**Short task:** Repeat the records below exactly.
--- start Data to use ---
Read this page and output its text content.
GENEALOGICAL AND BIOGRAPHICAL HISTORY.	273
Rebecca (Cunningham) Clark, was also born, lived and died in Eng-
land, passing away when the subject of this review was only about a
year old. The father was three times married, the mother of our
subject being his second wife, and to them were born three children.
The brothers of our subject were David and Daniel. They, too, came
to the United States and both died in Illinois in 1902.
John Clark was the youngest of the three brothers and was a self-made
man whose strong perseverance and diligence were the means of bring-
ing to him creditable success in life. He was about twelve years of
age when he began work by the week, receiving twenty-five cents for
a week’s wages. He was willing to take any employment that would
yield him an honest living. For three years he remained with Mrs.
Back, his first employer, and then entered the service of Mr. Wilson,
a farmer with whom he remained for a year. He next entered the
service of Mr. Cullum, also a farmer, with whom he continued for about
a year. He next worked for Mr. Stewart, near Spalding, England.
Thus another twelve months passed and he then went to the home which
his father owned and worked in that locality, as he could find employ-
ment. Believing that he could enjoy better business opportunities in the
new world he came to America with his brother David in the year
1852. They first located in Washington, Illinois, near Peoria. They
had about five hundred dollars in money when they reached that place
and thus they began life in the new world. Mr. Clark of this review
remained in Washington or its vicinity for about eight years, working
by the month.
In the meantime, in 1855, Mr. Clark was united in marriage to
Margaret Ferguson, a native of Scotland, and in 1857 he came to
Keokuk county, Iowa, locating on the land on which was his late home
--- end Data to use ---
**Output for this exercise:**
Read this page and output its text content.
GENEALOGICAL AND BIOGRAPHICAL HISTORY.	273
Rebecca (Cunningham) Clark, was also born, lived and died in Eng-
land, passing away when the subject of this review was only about a
year old. The father was three times married, the mother of our
subject being his second wife, and to them were born three children.
The brothers of our subject were David and Daniel. They, too, came
to the United States and both died in Illinois in 1902.
John Clark was the youngest of the three brothers and was a self-made
man whose strong perseverance and diligence were the means of bring-
ing to him creditable success in life. He was about twelve years of
age when he began work by the week, receiving twenty-five cents for
a week’s wages. He was willing to take any employment that would
yield him an honest living. For three years he remained with Mrs.
Back, his first employer, and then entered the service of Mr. Wilson,
a farmer with whom he remained for a year. He next entered the
service of Mr. Cullum, also a farmer, with whom he continued for about
a year. He next worked for Mr. Stewart, near Spalding, England.
Thus another twelve months passed and he then went to the home which
his father owned and worked in that locality, as he could find employ-
ment. Believing that he could enjoy better business opportunities in the
new world he came to America with his brother David in the year
1852. They first located in Washington, Illinois, near Peoria. They
had about five hundred dollars in money when they reached that place
and thus they began life in the new world. Mr. Clark of this review
remained in Washington or its vicinity for about eight years, working
by the month.
In the meantime, in 1855, Mr. Clark was united in marriage to
Margaret Ferguson, a native of Scotland, and in 1857 he came to
Keokuk county, Iowa, locating on the land on which was his late home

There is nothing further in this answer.